[EXERCISE DIRECTIONS]:
Retype the material word for word.

--- start of RECORD SET ---

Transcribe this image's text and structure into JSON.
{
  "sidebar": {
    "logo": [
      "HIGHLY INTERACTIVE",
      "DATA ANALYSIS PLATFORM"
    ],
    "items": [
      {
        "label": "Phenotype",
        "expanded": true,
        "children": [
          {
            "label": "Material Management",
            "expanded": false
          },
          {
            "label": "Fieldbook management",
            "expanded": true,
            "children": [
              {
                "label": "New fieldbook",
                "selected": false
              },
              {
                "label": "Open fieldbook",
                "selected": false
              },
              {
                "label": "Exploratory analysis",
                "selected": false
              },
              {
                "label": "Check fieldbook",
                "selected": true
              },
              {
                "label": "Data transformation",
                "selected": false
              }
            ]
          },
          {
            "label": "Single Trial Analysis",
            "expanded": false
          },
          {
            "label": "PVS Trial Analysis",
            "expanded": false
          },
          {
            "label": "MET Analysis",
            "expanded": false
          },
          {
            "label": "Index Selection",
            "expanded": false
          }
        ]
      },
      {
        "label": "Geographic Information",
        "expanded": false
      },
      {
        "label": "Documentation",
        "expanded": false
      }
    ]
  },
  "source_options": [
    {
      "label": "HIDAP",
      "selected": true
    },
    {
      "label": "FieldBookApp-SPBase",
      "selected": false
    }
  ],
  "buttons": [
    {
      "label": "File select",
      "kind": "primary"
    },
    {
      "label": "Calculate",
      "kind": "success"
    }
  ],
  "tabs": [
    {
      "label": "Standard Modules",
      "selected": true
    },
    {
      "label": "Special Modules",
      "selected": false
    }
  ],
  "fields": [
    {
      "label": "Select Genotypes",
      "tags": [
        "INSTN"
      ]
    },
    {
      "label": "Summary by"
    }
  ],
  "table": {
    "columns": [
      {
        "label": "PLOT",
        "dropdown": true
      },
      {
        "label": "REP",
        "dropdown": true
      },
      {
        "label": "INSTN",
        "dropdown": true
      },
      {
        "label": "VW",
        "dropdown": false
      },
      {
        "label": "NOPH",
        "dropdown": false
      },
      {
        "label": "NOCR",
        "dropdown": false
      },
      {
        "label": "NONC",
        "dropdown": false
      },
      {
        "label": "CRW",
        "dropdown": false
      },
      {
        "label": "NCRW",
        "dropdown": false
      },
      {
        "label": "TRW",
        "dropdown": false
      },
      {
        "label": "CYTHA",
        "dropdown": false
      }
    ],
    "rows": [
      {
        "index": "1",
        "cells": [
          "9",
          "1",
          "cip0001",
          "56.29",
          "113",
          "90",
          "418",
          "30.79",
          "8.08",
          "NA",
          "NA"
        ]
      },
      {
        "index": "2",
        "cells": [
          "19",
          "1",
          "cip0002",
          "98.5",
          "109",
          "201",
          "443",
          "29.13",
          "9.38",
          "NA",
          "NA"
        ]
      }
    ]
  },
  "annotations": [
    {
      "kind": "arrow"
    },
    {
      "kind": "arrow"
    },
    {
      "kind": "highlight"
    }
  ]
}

--- end of RECORD SET ---

[FULL OUTPUT]:
Transcribe this image's text and structure into JSON.
{
  "sidebar": {
    "logo": [
      "HIGHLY INTERACTIVE",
      "DATA ANALYSIS PLATFORM"
    ],
    "items": [
      {
        "label": "Phenotype",
        "expanded": true,
        "children": [
          {
            "label": "Material Management",
            "expanded": false
          },
          {
            "label": "Fieldbook management",
            "expanded": true,
            "children": [
              {
                "label": "New fieldbook",
                "selected": false
              },
              {
                "label": "Open fieldbook",
                "selected": false
              },
              {
                "label": "Exploratory analysis",
                "selected": false
              },
              {
                "label": "Check fieldbook",
                "selected": true
              },
              {
                "label": "Data transformation",
                "selected": false
              }
            ]
          },
          {
            "label": "Single Trial Analysis",
            "expanded": false
          },
          {
            "label": "PVS Trial Analysis",
            "expanded": false
          },
          {
            "label": "MET Analysis",
            "expanded": false
          },
          {
            "label": "Index Selection",
            "expanded": false
          }
        ]
      },
      {
        "label": "Geographic Information",
        "expanded": false
      },
      {
        "label": "Documentation",
        "expanded": false
      }
    ]
  },
  "source_options": [
    {
      "label": "HIDAP",
      "selected": true
    },
    {
      "label": "FieldBookApp-SPBase",
      "selected": false
    }
  ],
  "buttons": [
    {
      "label": "File select",
      "kind": "primary"
    },
    {
      "label": "Calculate",
      "kind": "success"
    }
  ],
  "tabs": [
    {
      "label": "Standard Modules",
      "selected": true
    },
    {
      "label": "Special Modules",
      "selected": false
    }
  ],
  "fields": [
    {
      "label": "Select Genotypes",
      "tags": [
        "INSTN"
      ]
    },
    {
      "label": "Summary by"
    }
  ],
  "table": {
    "columns": [
      {
        "label": "PLOT",
        "dropdown": true
      },
      {
        "label": "REP",
        "dropdown": true
      },
      {
        "label": "INSTN",
        "dropdown": true
      },
      {
        "label": "VW",
        "dropdown": false
      },
      {
        "label": "NOPH",
        "dropdown": false
      },
      {
        "label": "NOCR",
        "dropdown": false
      },
      {
        "label": "NONC",
        "dropdown": false
      },
      {
        "label": "CRW",
        "dropdown": false
      },
      {
        "label": "NCRW",
        "dropdown": false
      },
      {
        "label": "TRW",
        "dropdown": false
      },
      {
        "label": "CYTHA",
        "dropdown": false
      }
    ],
    "rows": [
      {
        "index": "1",
        "cells": [
          "9",
          "1",
          "cip0001",
          "56.29",
          "113",
          "90",
          "418",
          "30.79",
          "8.08",
          "NA",
          "NA"
        ]
      },
      {
        "index": "2",
        "cells": [
          "19",
          "1",
          "cip0002",
          "98.5",
          "109",
          "201",
          "443",
          "29.13",
          "9.38",
          "NA",
          "NA"
        ]
      }
    ]
  },
  "annotations": [
    {
      "kind": "arrow"
    },
    {
      "kind": "arrow"
    },
    {
      "kind": "highlight"
    }
  ]
}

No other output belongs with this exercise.